* **Extracted records**:
Begin
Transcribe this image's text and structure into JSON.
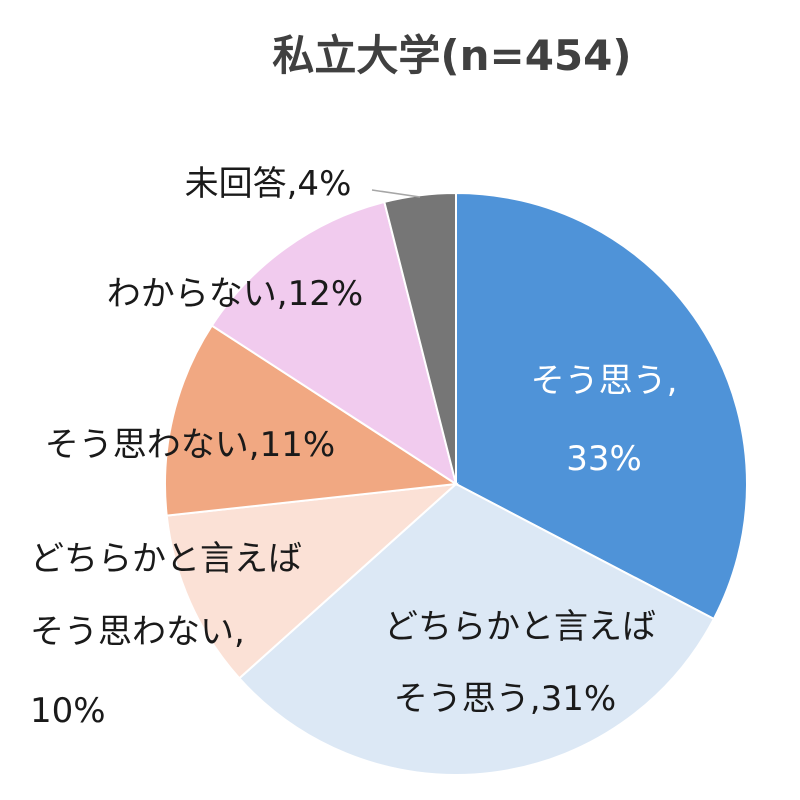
{
  "chart_data": {
    "type": "pie",
    "title": "私立大学(n=454)",
    "slices": [
      {
        "label": "そう思う",
        "value": 33,
        "display": "33%",
        "color": "#4f93d8"
      },
      {
        "label": "どちらかと言えばそう思う",
        "value": 31,
        "display": "31%",
        "color": "#dce8f5"
      },
      {
        "label": "どちらかと言えばそう思わない",
        "value": 10,
        "display": "10%",
        "color": "#fbe1d6"
      },
      {
        "label": "そう思わない",
        "value": 11,
        "display": "11%",
        "color": "#f1a882"
      },
      {
        "label": "わからない",
        "value": 12,
        "display": "12%",
        "color": "#f1cbee"
      },
      {
        "label": "未回答",
        "value": 4,
        "display": "4%",
        "color": "#767676"
      }
    ],
    "label_lines": {
      "s0": [
        "そう思う,",
        "33%"
      ],
      "s1": [
        "どちらかと言えば",
        "そう思う,31%"
      ],
      "s2": [
        "どちらかと言えば",
        "そう思わない,",
        "10%"
      ],
      "s3": [
        "そう思わない,11%"
      ],
      "s4": [
        "わからない,12%"
      ],
      "s5": [
        "未回答,4%"
      ]
    }
  }
}
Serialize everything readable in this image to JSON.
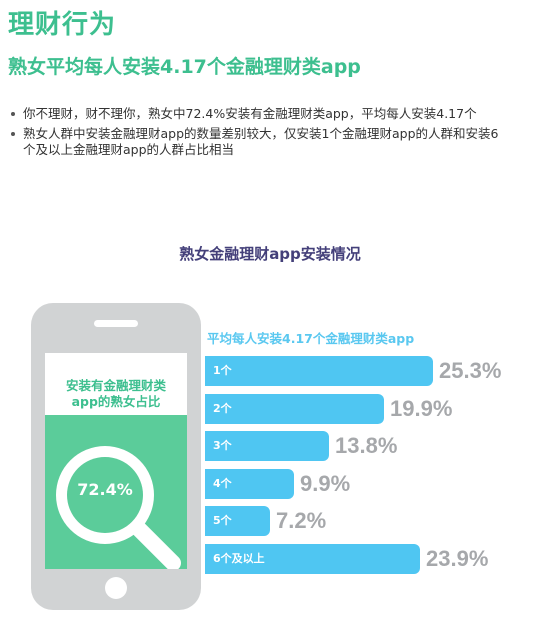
{
  "section_title": "理财行为",
  "subtitle": "熟女平均每人安装4.17个金融理财类app",
  "bullets": [
    "你不理财，财不理你，熟女中72.4%安装有金融理财类app，平均每人安装4.17个",
    "熟女人群中安装金融理财app的数量差别较大，仅安装1个金融理财app的人群和安装6个及以上金融理财app的人群占比相当"
  ],
  "phone": {
    "label_line1": "安装有金融理财类",
    "label_line2": "app的熟女占比",
    "percent_text": "72.4%",
    "percent_value": 72.4,
    "icon": "magnifier-icon"
  },
  "colors": {
    "green": "#3dbf8f",
    "green_fill": "#5bcc9a",
    "bar_blue": "#4fc6f2",
    "value_gray": "#a6a8ab",
    "title_purple": "#44407a"
  },
  "chart_data": {
    "type": "bar",
    "orientation": "horizontal",
    "title": "熟女金融理财app安装情况",
    "annotation": "平均每人安装4.17个金融理财类app",
    "categories": [
      "1个",
      "2个",
      "3个",
      "4个",
      "5个",
      "6个及以上"
    ],
    "values": [
      25.3,
      19.9,
      13.8,
      9.9,
      7.2,
      23.9
    ],
    "value_labels": [
      "25.3%",
      "19.9%",
      "13.8%",
      "9.9%",
      "7.2%",
      "23.9%"
    ],
    "unit": "%",
    "grid": false,
    "legend": "none"
  }
}
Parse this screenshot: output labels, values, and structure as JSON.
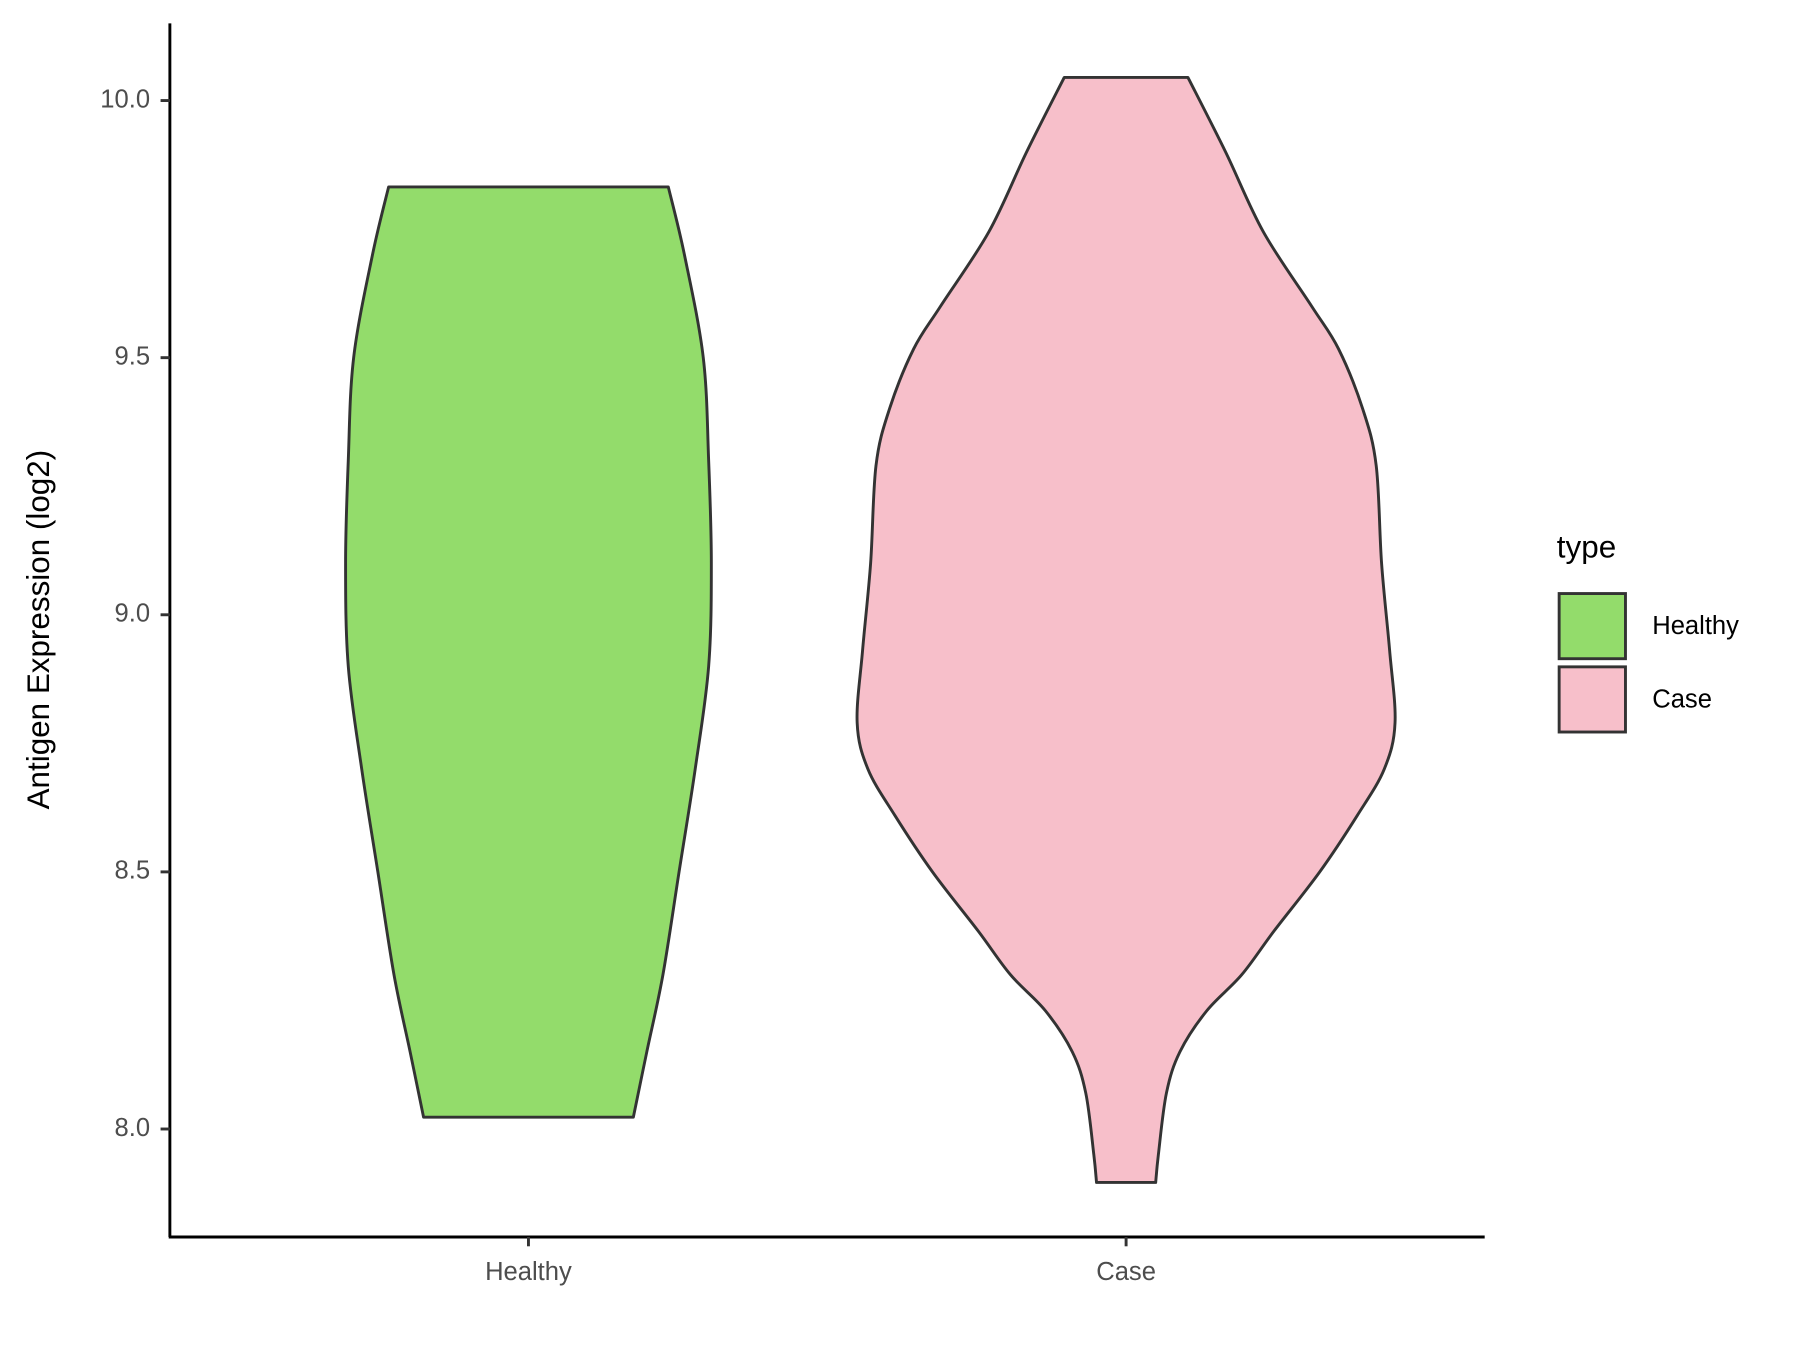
{
  "chart_data": {
    "type": "violin",
    "y_label": "Antigen Expression (log2)",
    "categories": [
      "Healthy",
      "Case"
    ],
    "series": [
      {
        "name": "Healthy",
        "color": "#93dc6b",
        "y": [
          9.832,
          9.7,
          9.5,
          9.3,
          9.1,
          8.9,
          8.7,
          8.5,
          8.3,
          8.15,
          8.023
        ],
        "density": [
          0.52,
          0.58,
          0.65,
          0.67,
          0.68,
          0.67,
          0.62,
          0.56,
          0.5,
          0.44,
          0.39
        ]
      },
      {
        "name": "Case",
        "color": "#f7bfca",
        "y": [
          10.045,
          9.9,
          9.745,
          9.6,
          9.517,
          9.4,
          9.29,
          9.1,
          8.93,
          8.79,
          8.7,
          8.61,
          8.5,
          8.385,
          8.3,
          8.23,
          8.15,
          8.07,
          7.95,
          7.896
        ],
        "density": [
          0.23,
          0.37,
          0.51,
          0.69,
          0.79,
          0.88,
          0.93,
          0.95,
          0.98,
          1.0,
          0.96,
          0.86,
          0.72,
          0.55,
          0.43,
          0.3,
          0.2,
          0.15,
          0.12,
          0.11
        ]
      }
    ],
    "ylim": [
      7.79,
      10.15
    ],
    "yticks": [
      {
        "value": 8,
        "label": "8.0"
      },
      {
        "value": 8.5,
        "label": "8.5"
      },
      {
        "value": 9,
        "label": "9.0"
      },
      {
        "value": 9.5,
        "label": "9.5"
      },
      {
        "value": 10,
        "label": "10.0"
      }
    ],
    "legend_title": "type",
    "legend_position": "right"
  }
}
End
* **Written exercise**:
Write the records out once more, exactly as they appear, with no pictures.

* **Response to this exercise**:
Transcribe this image's text and structure into JSON.
{
  "chart_data": {
    "type": "pie",
    "title": "私立大学(n=454)",
    "slices": [
      {
        "label": "そう思う",
        "value": 33,
        "display": "33%",
        "color": "#4f93d8"
      },
      {
        "label": "どちらかと言えばそう思う",
        "value": 31,
        "display": "31%",
        "color": "#dce8f5"
      },
      {
        "label": "どちらかと言えばそう思わない",
        "value": 10,
        "display": "10%",
        "color": "#fbe1d6"
      },
      {
        "label": "そう思わない",
        "value": 11,
        "display": "11%",
        "color": "#f1a882"
      },
      {
        "label": "わからない",
        "value": 12,
        "display": "12%",
        "color": "#f1cbee"
      },
      {
        "label": "未回答",
        "value": 4,
        "display": "4%",
        "color": "#767676"
      }
    ],
    "label_lines": {
      "s0": [
        "そう思う,",
        "33%"
      ],
      "s1": [
        "どちらかと言えば",
        "そう思う,31%"
      ],
      "s2": [
        "どちらかと言えば",
        "そう思わない,",
        "10%"
      ],
      "s3": [
        "そう思わない,11%"
      ],
      "s4": [
        "わからない,12%"
      ],
      "s5": [
        "未回答,4%"
      ]
    }
  }
}
Serialize everything readable in this image to JSON.
{
  "section_title": "理财行为",
  "subtitle": "熟女平均每人安装4.17个金融理财类app",
  "bullets": [
    "你不理财，财不理你，熟女中72.4%安装有金融理财类app，平均每人安装4.17个",
    "熟女人群中安装金融理财app的数量差别较大，仅安装1个金融理财app的人群和安装6个及以上金融理财app的人群占比相当"
  ],
  "phone": {
    "label_line1": "安装有金融理财类",
    "label_line2": "app的熟女占比",
    "percent_text": "72.4%",
    "percent_value": 72.4,
    "icon": "magnifier-icon"
  },
  "colors": {
    "green": "#3dbf8f",
    "green_fill": "#5bcc9a",
    "bar_blue": "#4fc6f2",
    "value_gray": "#a6a8ab",
    "title_purple": "#44407a"
  },
  "chart_data": {
    "type": "bar",
    "orientation": "horizontal",
    "title": "熟女金融理财app安装情况",
    "annotation": "平均每人安装4.17个金融理财类app",
    "categories": [
      "1个",
      "2个",
      "3个",
      "4个",
      "5个",
      "6个及以上"
    ],
    "values": [
      25.3,
      19.9,
      13.8,
      9.9,
      7.2,
      23.9
    ],
    "value_labels": [
      "25.3%",
      "19.9%",
      "13.8%",
      "9.9%",
      "7.2%",
      "23.9%"
    ],
    "unit": "%",
    "grid": false,
    "legend": "none"
  }
}
Parse this screenshot: output labels, values, and structure as JSON.
{
  "chart_data": {
    "type": "violin",
    "y_label": "Antigen Expression (log2)",
    "categories": [
      "Healthy",
      "Case"
    ],
    "series": [
      {
        "name": "Healthy",
        "color": "#93dc6b",
        "y": [
          9.832,
          9.7,
          9.5,
          9.3,
          9.1,
          8.9,
          8.7,
          8.5,
          8.3,
          8.15,
          8.023
        ],
        "density": [
          0.52,
          0.58,
          0.65,
          0.67,
          0.68,
          0.67,
          0.62,
          0.56,
          0.5,
          0.44,
          0.39
        ]
      },
      {
        "name": "Case",
        "color": "#f7bfca",
        "y": [
          10.045,
          9.9,
          9.745,
          9.6,
          9.517,
          9.4,
          9.29,
          9.1,
          8.93,
          8.79,
          8.7,
          8.61,
          8.5,
          8.385,
          8.3,
          8.23,
          8.15,
          8.07,
          7.95,
          7.896
        ],
        "density": [
          0.23,
          0.37,
          0.51,
          0.69,
          0.79,
          0.88,
          0.93,
          0.95,
          0.98,
          1.0,
          0.96,
          0.86,
          0.72,
          0.55,
          0.43,
          0.3,
          0.2,
          0.15,
          0.12,
          0.11
        ]
      }
    ],
    "ylim": [
      7.79,
      10.15
    ],
    "yticks": [
      {
        "value": 8,
        "label": "8.0"
      },
      {
        "value": 8.5,
        "label": "8.5"
      },
      {
        "value": 9,
        "label": "9.0"
      },
      {
        "value": 9.5,
        "label": "9.5"
      },
      {
        "value": 10,
        "label": "10.0"
      }
    ],
    "legend_title": "type",
    "legend_position": "right"
  }
}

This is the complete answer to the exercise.